▶ _TASK STATEMENT_: Could you print all the entries exactly?

▶ _DATA TO PROCESS_:
--------------------------------------------------
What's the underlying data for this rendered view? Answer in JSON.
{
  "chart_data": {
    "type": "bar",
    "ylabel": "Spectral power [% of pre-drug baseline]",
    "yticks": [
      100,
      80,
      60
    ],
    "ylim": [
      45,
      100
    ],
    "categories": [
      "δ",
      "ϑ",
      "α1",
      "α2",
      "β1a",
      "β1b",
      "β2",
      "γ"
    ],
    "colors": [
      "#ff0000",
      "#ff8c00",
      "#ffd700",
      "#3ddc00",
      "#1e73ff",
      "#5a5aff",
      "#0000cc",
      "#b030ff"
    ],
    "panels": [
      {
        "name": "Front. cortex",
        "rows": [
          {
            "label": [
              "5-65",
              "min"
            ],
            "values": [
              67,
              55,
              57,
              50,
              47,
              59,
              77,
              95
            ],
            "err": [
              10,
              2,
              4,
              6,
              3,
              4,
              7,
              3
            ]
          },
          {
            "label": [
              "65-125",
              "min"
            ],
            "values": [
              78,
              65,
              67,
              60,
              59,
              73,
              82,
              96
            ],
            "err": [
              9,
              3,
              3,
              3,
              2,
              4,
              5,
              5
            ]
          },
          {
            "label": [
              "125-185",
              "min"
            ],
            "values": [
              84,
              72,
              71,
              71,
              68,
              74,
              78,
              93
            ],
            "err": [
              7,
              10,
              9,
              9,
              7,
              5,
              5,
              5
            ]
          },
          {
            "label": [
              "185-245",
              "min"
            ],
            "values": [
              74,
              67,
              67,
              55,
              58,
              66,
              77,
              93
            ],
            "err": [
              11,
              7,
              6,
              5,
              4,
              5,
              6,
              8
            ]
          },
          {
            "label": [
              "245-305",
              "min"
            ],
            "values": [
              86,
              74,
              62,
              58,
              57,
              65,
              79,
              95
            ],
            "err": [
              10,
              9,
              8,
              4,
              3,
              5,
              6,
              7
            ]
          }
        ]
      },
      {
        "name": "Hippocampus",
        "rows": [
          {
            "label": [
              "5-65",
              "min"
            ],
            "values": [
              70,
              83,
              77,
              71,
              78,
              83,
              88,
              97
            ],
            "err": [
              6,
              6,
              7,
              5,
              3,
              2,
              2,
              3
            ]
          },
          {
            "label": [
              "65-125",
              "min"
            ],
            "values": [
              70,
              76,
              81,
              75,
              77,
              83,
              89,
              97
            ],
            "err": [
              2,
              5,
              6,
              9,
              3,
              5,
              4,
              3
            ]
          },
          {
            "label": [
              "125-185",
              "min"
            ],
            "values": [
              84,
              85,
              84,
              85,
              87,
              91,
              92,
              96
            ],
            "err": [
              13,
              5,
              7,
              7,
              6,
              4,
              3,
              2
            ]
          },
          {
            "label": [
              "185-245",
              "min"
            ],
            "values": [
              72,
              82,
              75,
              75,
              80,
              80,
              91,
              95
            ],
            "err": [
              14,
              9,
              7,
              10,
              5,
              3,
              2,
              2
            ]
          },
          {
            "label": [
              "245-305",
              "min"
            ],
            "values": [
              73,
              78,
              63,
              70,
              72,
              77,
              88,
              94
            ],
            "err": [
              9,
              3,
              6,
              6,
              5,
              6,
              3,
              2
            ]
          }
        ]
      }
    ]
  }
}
--------------------------------------------------
▶ _TASK SOLUTION_:
What's the underlying data for this rendered view? Answer in JSON.
{
  "chart_data": {
    "type": "bar",
    "ylabel": "Spectral power [% of pre-drug baseline]",
    "yticks": [
      100,
      80,
      60
    ],
    "ylim": [
      45,
      100
    ],
    "categories": [
      "δ",
      "ϑ",
      "α1",
      "α2",
      "β1a",
      "β1b",
      "β2",
      "γ"
    ],
    "colors": [
      "#ff0000",
      "#ff8c00",
      "#ffd700",
      "#3ddc00",
      "#1e73ff",
      "#5a5aff",
      "#0000cc",
      "#b030ff"
    ],
    "panels": [
      {
        "name": "Front. cortex",
        "rows": [
          {
            "label": [
              "5-65",
              "min"
            ],
            "values": [
              67,
              55,
              57,
              50,
              47,
              59,
              77,
              95
            ],
            "err": [
              10,
              2,
              4,
              6,
              3,
              4,
              7,
              3
            ]
          },
          {
            "label": [
              "65-125",
              "min"
            ],
            "values": [
              78,
              65,
              67,
              60,
              59,
              73,
              82,
              96
            ],
            "err": [
              9,
              3,
              3,
              3,
              2,
              4,
              5,
              5
            ]
          },
          {
            "label": [
              "125-185",
              "min"
            ],
            "values": [
              84,
              72,
              71,
              71,
              68,
              74,
              78,
              93
            ],
            "err": [
              7,
              10,
              9,
              9,
              7,
              5,
              5,
              5
            ]
          },
          {
            "label": [
              "185-245",
              "min"
            ],
            "values": [
              74,
              67,
              67,
              55,
              58,
              66,
              77,
              93
            ],
            "err": [
              11,
              7,
              6,
              5,
              4,
              5,
              6,
              8
            ]
          },
          {
            "label": [
              "245-305",
              "min"
            ],
            "values": [
              86,
              74,
              62,
              58,
              57,
              65,
              79,
              95
            ],
            "err": [
              10,
              9,
              8,
              4,
              3,
              5,
              6,
              7
            ]
          }
        ]
      },
      {
        "name": "Hippocampus",
        "rows": [
          {
            "label": [
              "5-65",
              "min"
            ],
            "values": [
              70,
              83,
              77,
              71,
              78,
              83,
              88,
              97
            ],
            "err": [
              6,
              6,
              7,
              5,
              3,
              2,
              2,
              3
            ]
          },
          {
            "label": [
              "65-125",
              "min"
            ],
            "values": [
              70,
              76,
              81,
              75,
              77,
              83,
              89,
              97
            ],
            "err": [
              2,
              5,
              6,
              9,
              3,
              5,
              4,
              3
            ]
          },
          {
            "label": [
              "125-185",
              "min"
            ],
            "values": [
              84,
              85,
              84,
              85,
              87,
              91,
              92,
              96
            ],
            "err": [
              13,
              5,
              7,
              7,
              6,
              4,
              3,
              2
            ]
          },
          {
            "label": [
              "185-245",
              "min"
            ],
            "values": [
              72,
              82,
              75,
              75,
              80,
              80,
              91,
              95
            ],
            "err": [
              14,
              9,
              7,
              10,
              5,
              3,
              2,
              2
            ]
          },
          {
            "label": [
              "245-305",
              "min"
            ],
            "values": [
              73,
              78,
              63,
              70,
              72,
              77,
              88,
              94
            ],
            "err": [
              9,
              3,
              6,
              6,
              5,
              6,
              3,
              2
            ]
          }
        ]
      }
    ]
  }
}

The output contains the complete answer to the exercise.